#### What you should do:
Could you copy every line from the material below in which "Fewest" appears?

#### Dataset records:

- - - - - - -

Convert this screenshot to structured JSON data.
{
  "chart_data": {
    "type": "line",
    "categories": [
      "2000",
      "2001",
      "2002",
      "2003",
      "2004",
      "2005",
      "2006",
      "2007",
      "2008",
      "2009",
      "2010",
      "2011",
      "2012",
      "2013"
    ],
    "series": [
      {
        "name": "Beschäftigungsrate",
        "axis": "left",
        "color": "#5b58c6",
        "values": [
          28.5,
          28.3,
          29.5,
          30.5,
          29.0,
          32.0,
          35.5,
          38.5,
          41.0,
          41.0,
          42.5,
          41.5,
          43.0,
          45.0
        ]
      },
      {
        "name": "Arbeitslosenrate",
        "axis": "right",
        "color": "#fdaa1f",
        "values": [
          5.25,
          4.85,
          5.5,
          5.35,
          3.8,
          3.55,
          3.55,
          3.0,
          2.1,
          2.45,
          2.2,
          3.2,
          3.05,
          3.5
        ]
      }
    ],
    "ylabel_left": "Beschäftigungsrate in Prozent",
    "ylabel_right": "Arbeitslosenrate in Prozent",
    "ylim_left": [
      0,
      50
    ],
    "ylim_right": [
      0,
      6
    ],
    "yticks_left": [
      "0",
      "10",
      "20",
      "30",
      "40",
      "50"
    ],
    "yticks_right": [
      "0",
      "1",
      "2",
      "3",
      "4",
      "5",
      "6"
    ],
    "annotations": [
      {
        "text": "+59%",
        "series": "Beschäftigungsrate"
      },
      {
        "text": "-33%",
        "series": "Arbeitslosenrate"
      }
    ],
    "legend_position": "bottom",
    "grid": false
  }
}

- - - - - - -

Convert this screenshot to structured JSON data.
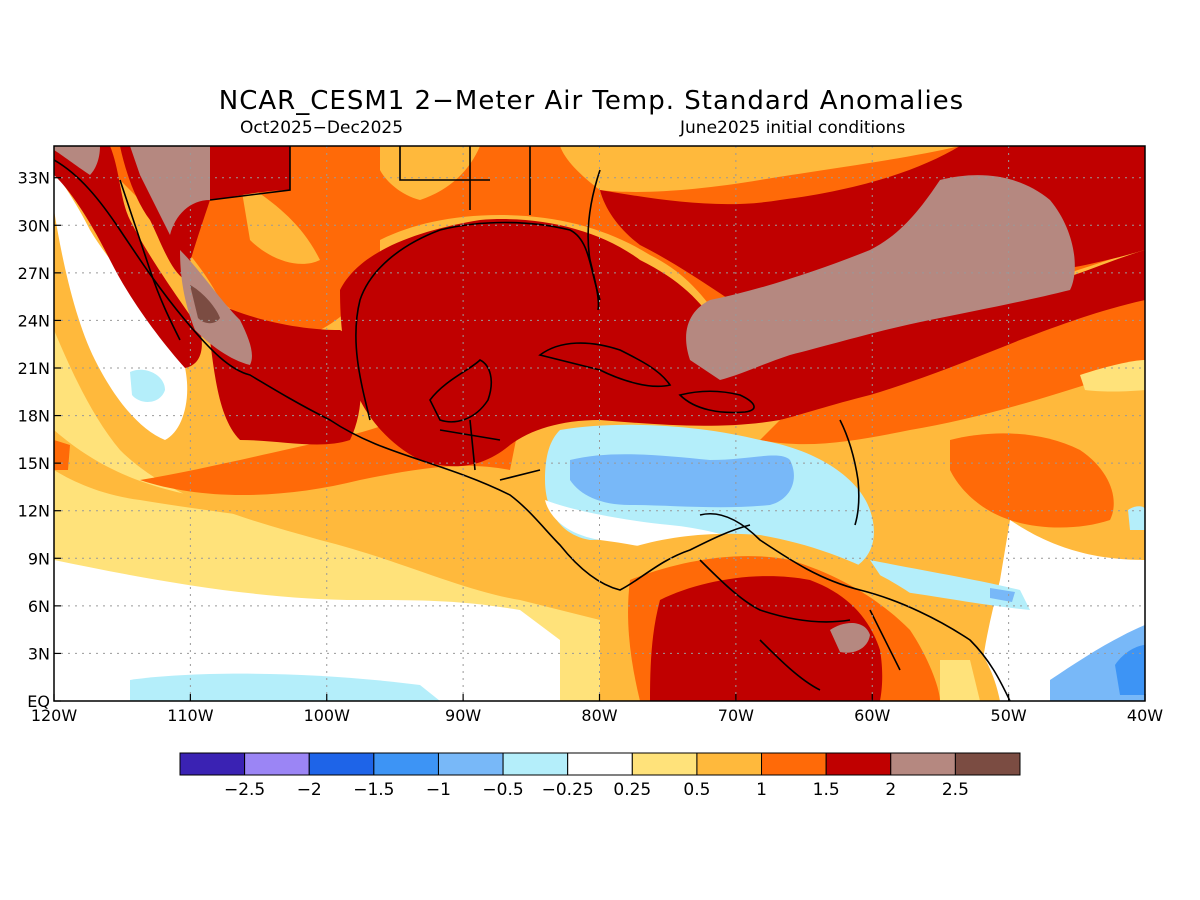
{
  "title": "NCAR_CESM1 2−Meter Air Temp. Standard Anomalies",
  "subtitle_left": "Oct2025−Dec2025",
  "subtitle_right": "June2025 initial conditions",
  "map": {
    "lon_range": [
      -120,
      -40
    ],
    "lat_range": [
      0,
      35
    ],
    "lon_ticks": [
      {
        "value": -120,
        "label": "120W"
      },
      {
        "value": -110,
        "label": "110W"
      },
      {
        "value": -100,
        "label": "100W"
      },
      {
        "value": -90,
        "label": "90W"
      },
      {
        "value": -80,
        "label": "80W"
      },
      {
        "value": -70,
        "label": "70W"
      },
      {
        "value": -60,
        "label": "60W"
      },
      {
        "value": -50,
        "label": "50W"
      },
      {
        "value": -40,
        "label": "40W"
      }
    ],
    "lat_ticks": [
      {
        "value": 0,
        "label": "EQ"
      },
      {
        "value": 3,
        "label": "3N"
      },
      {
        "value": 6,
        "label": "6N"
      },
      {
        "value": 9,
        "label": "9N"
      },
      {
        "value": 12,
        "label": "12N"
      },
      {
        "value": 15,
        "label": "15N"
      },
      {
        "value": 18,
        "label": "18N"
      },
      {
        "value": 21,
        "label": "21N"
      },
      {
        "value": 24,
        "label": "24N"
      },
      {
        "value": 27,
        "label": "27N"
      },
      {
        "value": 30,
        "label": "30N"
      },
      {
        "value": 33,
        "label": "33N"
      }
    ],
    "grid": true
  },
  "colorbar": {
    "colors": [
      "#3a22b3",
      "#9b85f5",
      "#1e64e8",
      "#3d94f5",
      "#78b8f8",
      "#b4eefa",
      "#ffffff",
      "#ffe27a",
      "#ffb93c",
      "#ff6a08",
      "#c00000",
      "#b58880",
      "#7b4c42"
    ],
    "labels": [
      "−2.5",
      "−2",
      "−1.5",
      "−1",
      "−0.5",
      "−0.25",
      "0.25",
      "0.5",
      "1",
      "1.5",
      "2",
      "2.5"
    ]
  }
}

- - - - - - -

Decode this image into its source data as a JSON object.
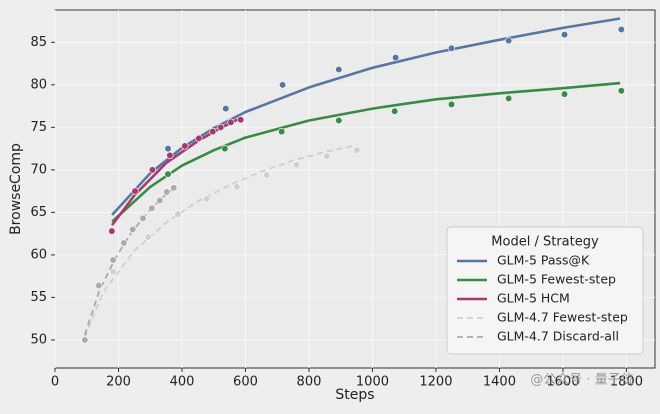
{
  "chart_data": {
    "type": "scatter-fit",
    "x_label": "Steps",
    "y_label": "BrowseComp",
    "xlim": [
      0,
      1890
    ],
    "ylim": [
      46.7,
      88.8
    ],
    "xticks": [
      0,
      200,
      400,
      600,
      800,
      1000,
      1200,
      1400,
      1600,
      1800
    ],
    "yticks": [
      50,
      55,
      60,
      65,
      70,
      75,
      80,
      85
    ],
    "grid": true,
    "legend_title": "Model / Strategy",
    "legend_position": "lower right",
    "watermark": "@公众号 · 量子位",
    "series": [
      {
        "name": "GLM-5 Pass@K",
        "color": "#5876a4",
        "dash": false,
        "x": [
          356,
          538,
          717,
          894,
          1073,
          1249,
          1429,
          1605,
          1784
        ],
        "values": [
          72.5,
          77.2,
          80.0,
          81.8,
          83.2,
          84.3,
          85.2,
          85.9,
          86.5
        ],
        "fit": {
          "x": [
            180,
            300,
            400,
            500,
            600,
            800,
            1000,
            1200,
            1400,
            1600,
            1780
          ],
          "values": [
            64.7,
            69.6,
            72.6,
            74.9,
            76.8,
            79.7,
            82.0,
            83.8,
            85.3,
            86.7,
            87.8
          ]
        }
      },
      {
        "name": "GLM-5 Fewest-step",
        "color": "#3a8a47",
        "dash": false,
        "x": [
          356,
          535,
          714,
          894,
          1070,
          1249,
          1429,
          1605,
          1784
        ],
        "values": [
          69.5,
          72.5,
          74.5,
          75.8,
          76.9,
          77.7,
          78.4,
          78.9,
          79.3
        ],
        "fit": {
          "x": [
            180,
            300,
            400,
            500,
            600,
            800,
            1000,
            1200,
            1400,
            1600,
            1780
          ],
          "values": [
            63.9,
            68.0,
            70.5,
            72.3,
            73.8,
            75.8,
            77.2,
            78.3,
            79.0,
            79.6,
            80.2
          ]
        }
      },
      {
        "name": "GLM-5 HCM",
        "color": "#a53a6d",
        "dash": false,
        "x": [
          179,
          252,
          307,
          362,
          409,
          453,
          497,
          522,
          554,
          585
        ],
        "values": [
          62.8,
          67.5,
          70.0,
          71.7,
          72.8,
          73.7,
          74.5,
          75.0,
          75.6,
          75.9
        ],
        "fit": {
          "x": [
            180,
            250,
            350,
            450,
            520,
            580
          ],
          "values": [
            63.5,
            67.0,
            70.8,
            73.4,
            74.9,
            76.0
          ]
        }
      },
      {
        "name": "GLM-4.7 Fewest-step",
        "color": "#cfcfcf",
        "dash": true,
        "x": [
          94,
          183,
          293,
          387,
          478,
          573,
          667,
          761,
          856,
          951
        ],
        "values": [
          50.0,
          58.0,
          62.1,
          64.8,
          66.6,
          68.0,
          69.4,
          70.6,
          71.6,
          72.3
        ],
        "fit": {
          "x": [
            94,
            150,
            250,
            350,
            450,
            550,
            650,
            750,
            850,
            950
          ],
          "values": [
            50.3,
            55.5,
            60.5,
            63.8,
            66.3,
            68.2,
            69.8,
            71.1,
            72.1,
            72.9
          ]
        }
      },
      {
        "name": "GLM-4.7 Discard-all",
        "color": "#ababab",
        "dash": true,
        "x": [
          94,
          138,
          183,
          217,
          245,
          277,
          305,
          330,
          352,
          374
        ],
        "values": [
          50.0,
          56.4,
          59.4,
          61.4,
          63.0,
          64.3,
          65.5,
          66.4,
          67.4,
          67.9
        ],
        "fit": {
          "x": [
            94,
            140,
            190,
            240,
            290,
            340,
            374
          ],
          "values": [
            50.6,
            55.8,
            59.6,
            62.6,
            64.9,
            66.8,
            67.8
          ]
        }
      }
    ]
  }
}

- - - - - - -

#### Exercise solution:
        "name": "GLM-5 Fewest-step",
        "name": "GLM-4.7 Fewest-step",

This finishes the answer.